Pick out each line of the records in which the word "data" appears.

┌──

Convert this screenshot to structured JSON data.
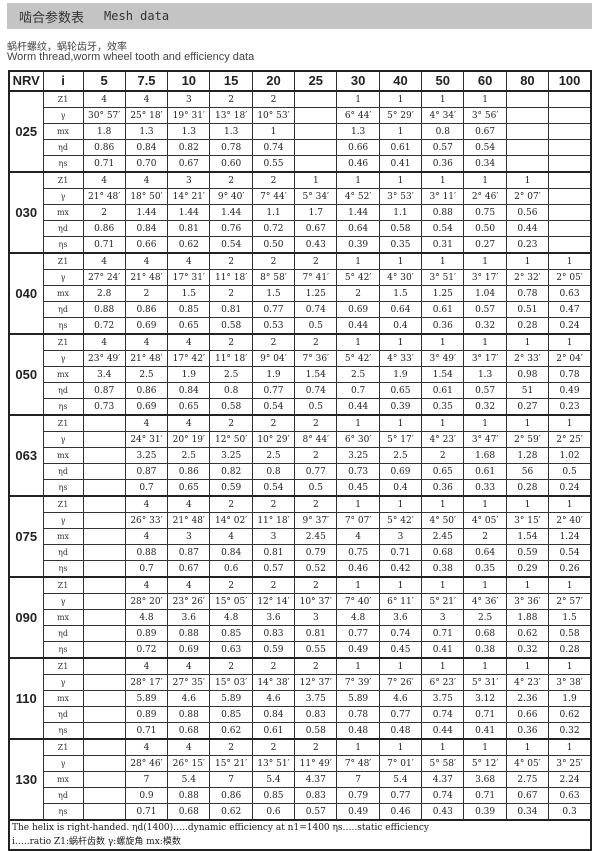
{
  "title": {
    "cn": "啮合参数表",
    "en": "Mesh data"
  },
  "subtitle": {
    "cn": "蜗杆螺纹，蜗轮齿牙，效率",
    "en": "Worm thread,worm wheel tooth and efficiency data"
  },
  "header": [
    "NRV",
    "i",
    "5",
    "7.5",
    "10",
    "15",
    "20",
    "25",
    "30",
    "40",
    "50",
    "60",
    "80",
    "100"
  ],
  "row_labels": [
    "Z1",
    "γ",
    "mx",
    "ηd",
    "ηs"
  ],
  "groups": [
    {
      "nrv": "025",
      "rows": [
        [
          "4",
          "4",
          "3",
          "2",
          "2",
          "",
          "1",
          "1",
          "1",
          "1",
          "",
          ""
        ],
        [
          "30° 57′",
          "25° 18′",
          "19° 31′",
          "13° 18′",
          "10° 53′",
          "",
          "6° 44′",
          "5° 29′",
          "4° 34′",
          "3° 56′",
          "",
          ""
        ],
        [
          "1.8",
          "1.3",
          "1.3",
          "1.3",
          "1",
          "",
          "1.3",
          "1",
          "0.8",
          "0.67",
          "",
          ""
        ],
        [
          "0.86",
          "0.84",
          "0.82",
          "0.78",
          "0.74",
          "",
          "0.66",
          "0.61",
          "0.57",
          "0.54",
          "",
          ""
        ],
        [
          "0.71",
          "0.70",
          "0.67",
          "0.60",
          "0.55",
          "",
          "0.46",
          "0.41",
          "0.36",
          "0.34",
          "",
          ""
        ]
      ]
    },
    {
      "nrv": "030",
      "rows": [
        [
          "4",
          "4",
          "3",
          "2",
          "2",
          "1",
          "1",
          "1",
          "1",
          "1",
          "1",
          ""
        ],
        [
          "21° 48′",
          "18° 50′",
          "14° 21′",
          "9° 40′",
          "7° 44′",
          "5° 34′",
          "4° 52′",
          "3° 53′",
          "3° 11′",
          "2° 46′",
          "2° 07′",
          ""
        ],
        [
          "2",
          "1.44",
          "1.44",
          "1.44",
          "1.1",
          "1.7",
          "1.44",
          "1.1",
          "0.88",
          "0.75",
          "0.56",
          ""
        ],
        [
          "0.86",
          "0.84",
          "0.81",
          "0.76",
          "0.72",
          "0.67",
          "0.64",
          "0.58",
          "0.54",
          "0.50",
          "0.44",
          ""
        ],
        [
          "0.71",
          "0.66",
          "0.62",
          "0.54",
          "0.50",
          "0.43",
          "0.39",
          "0.35",
          "0.31",
          "0.27",
          "0.23",
          ""
        ]
      ]
    },
    {
      "nrv": "040",
      "rows": [
        [
          "4",
          "4",
          "4",
          "2",
          "2",
          "2",
          "1",
          "1",
          "1",
          "1",
          "1",
          "1"
        ],
        [
          "27° 24′",
          "21° 48′",
          "17° 31′",
          "11° 18′",
          "8° 58′",
          "7° 41′",
          "5° 42′",
          "4° 30′",
          "3° 51′",
          "3° 17′",
          "2° 32′",
          "2° 05′"
        ],
        [
          "2.8",
          "2",
          "1.5",
          "2",
          "1.5",
          "1.25",
          "2",
          "1.5",
          "1.25",
          "1.04",
          "0.78",
          "0.63"
        ],
        [
          "0.88",
          "0.86",
          "0.85",
          "0.81",
          "0.77",
          "0.74",
          "0.69",
          "0.64",
          "0.61",
          "0.57",
          "0.51",
          "0.47"
        ],
        [
          "0.72",
          "0.69",
          "0.65",
          "0.58",
          "0.53",
          "0.5",
          "0.44",
          "0.4",
          "0.36",
          "0.32",
          "0.28",
          "0.24"
        ]
      ]
    },
    {
      "nrv": "050",
      "rows": [
        [
          "4",
          "4",
          "4",
          "2",
          "2",
          "2",
          "1",
          "1",
          "1",
          "1",
          "1",
          "1"
        ],
        [
          "23° 49′",
          "21° 48′",
          "17° 42′",
          "11° 18′",
          "9° 04′",
          "7° 36′",
          "5° 42′",
          "4° 33′",
          "3° 49′",
          "3° 17′",
          "2° 33′",
          "2° 04′"
        ],
        [
          "3.4",
          "2.5",
          "1.9",
          "2.5",
          "1.9",
          "1.54",
          "2.5",
          "1.9",
          "1.54",
          "1.3",
          "0.98",
          "0.78"
        ],
        [
          "0.87",
          "0.86",
          "0.84",
          "0.8",
          "0.77",
          "0.74",
          "0.7",
          "0.65",
          "0.61",
          "0.57",
          "51",
          "0.49"
        ],
        [
          "0.73",
          "0.69",
          "0.65",
          "0.58",
          "0.54",
          "0.5",
          "0.44",
          "0.39",
          "0.35",
          "0.32",
          "0.27",
          "0.23"
        ]
      ]
    },
    {
      "nrv": "063",
      "rows": [
        [
          "",
          "4",
          "4",
          "2",
          "2",
          "2",
          "1",
          "1",
          "1",
          "1",
          "1",
          "1"
        ],
        [
          "",
          "24° 31′",
          "20° 19′",
          "12° 50′",
          "10° 29′",
          "8° 44′",
          "6° 30′",
          "5° 17′",
          "4° 23′",
          "3° 47′",
          "2° 59′",
          "2° 25′"
        ],
        [
          "",
          "3.25",
          "2.5",
          "3.25",
          "2.5",
          "2",
          "3.25",
          "2.5",
          "2",
          "1.68",
          "1.28",
          "1.02"
        ],
        [
          "",
          "0.87",
          "0.86",
          "0.82",
          "0.8",
          "0.77",
          "0.73",
          "0.69",
          "0.65",
          "0.61",
          "56",
          "0.5"
        ],
        [
          "",
          "0.7",
          "0.65",
          "0.59",
          "0.54",
          "0.5",
          "0.45",
          "0.4",
          "0.36",
          "0.33",
          "0.28",
          "0.24"
        ]
      ]
    },
    {
      "nrv": "075",
      "rows": [
        [
          "",
          "4",
          "4",
          "2",
          "2",
          "2",
          "1",
          "1",
          "1",
          "1",
          "1",
          "1"
        ],
        [
          "",
          "26° 33′",
          "21° 48′",
          "14° 02′",
          "11° 18′",
          "9° 37′",
          "7° 07′",
          "5° 42′",
          "4° 50′",
          "4° 05′",
          "3° 15′",
          "2° 40′"
        ],
        [
          "",
          "4",
          "3",
          "4",
          "3",
          "2.45",
          "4",
          "3",
          "2.45",
          "2",
          "1.54",
          "1.24"
        ],
        [
          "",
          "0.88",
          "0.87",
          "0.84",
          "0.81",
          "0.79",
          "0.75",
          "0.71",
          "0.68",
          "0.64",
          "0.59",
          "0.54"
        ],
        [
          "",
          "0.7",
          "0.67",
          "0.6",
          "0.57",
          "0.52",
          "0.46",
          "0.42",
          "0.38",
          "0.35",
          "0.29",
          "0.26"
        ]
      ]
    },
    {
      "nrv": "090",
      "rows": [
        [
          "",
          "4",
          "4",
          "2",
          "2",
          "2",
          "1",
          "1",
          "1",
          "1",
          "1",
          "1"
        ],
        [
          "",
          "28° 20′",
          "23° 26′",
          "15° 05′",
          "12° 14′",
          "10° 37′",
          "7° 40′",
          "6° 11′",
          "5° 21′",
          "4° 36′",
          "3° 36′",
          "2° 57′"
        ],
        [
          "",
          "4.8",
          "3.6",
          "4.8",
          "3.6",
          "3",
          "4.8",
          "3.6",
          "3",
          "2.5",
          "1.88",
          "1.5"
        ],
        [
          "",
          "0.89",
          "0.88",
          "0.85",
          "0.83",
          "0.81",
          "0.77",
          "0.74",
          "0.71",
          "0.68",
          "0.62",
          "0.58"
        ],
        [
          "",
          "0.72",
          "0.69",
          "0.63",
          "0.59",
          "0.55",
          "0.49",
          "0.45",
          "0.41",
          "0.38",
          "0.32",
          "0.28"
        ]
      ]
    },
    {
      "nrv": "110",
      "rows": [
        [
          "",
          "4",
          "4",
          "2",
          "2",
          "2",
          "1",
          "1",
          "1",
          "1",
          "1",
          "1"
        ],
        [
          "",
          "28° 17′",
          "27° 35′",
          "15° 03′",
          "14° 38′",
          "12° 37′",
          "7° 39′",
          "7° 26′",
          "6° 23′",
          "5° 31′",
          "4° 23′",
          "3° 38′"
        ],
        [
          "",
          "5.89",
          "4.6",
          "5.89",
          "4.6",
          "3.75",
          "5.89",
          "4.6",
          "3.75",
          "3.12",
          "2.36",
          "1.9"
        ],
        [
          "",
          "0.89",
          "0.88",
          "0.85",
          "0.84",
          "0.83",
          "0.78",
          "0.77",
          "0.74",
          "0.71",
          "0.66",
          "0.62"
        ],
        [
          "",
          "0.71",
          "0.68",
          "0.62",
          "0.61",
          "0.58",
          "0.48",
          "0.48",
          "0.44",
          "0.41",
          "0.36",
          "0.32"
        ]
      ]
    },
    {
      "nrv": "130",
      "rows": [
        [
          "",
          "4",
          "4",
          "2",
          "2",
          "2",
          "1",
          "1",
          "1",
          "1",
          "1",
          "1"
        ],
        [
          "",
          "28° 46′",
          "26° 15′",
          "15° 21′",
          "13° 51′",
          "11° 49′",
          "7° 48′",
          "7° 01′",
          "5° 58′",
          "5° 12′",
          "4° 05′",
          "3° 25′"
        ],
        [
          "",
          "7",
          "5.4",
          "7",
          "5.4",
          "4.37",
          "7",
          "5.4",
          "4.37",
          "3.68",
          "2.75",
          "2.24"
        ],
        [
          "",
          "0.9",
          "0.88",
          "0.86",
          "0.85",
          "0.83",
          "0.79",
          "0.77",
          "0.74",
          "0.71",
          "0.67",
          "0.63"
        ],
        [
          "",
          "0.71",
          "0.68",
          "0.62",
          "0.6",
          "0.57",
          "0.49",
          "0.46",
          "0.43",
          "0.39",
          "0.34",
          "0.3"
        ]
      ]
    }
  ],
  "footer": {
    "line1": "The helix is right-handed.    ηd(1400)…..dynamic efficiency at n1=1400     ηs…..static efficiency",
    "line2": "i…..ratio  Z1:蜗杆齿数  γ:螺旋角  mx:模数"
  }
}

└──

* [Solved exercise]:
Convert this screenshot to structured JSON data.
    "en": "Mesh data"
    "en": "Worm thread,worm wheel tooth and efficiency data"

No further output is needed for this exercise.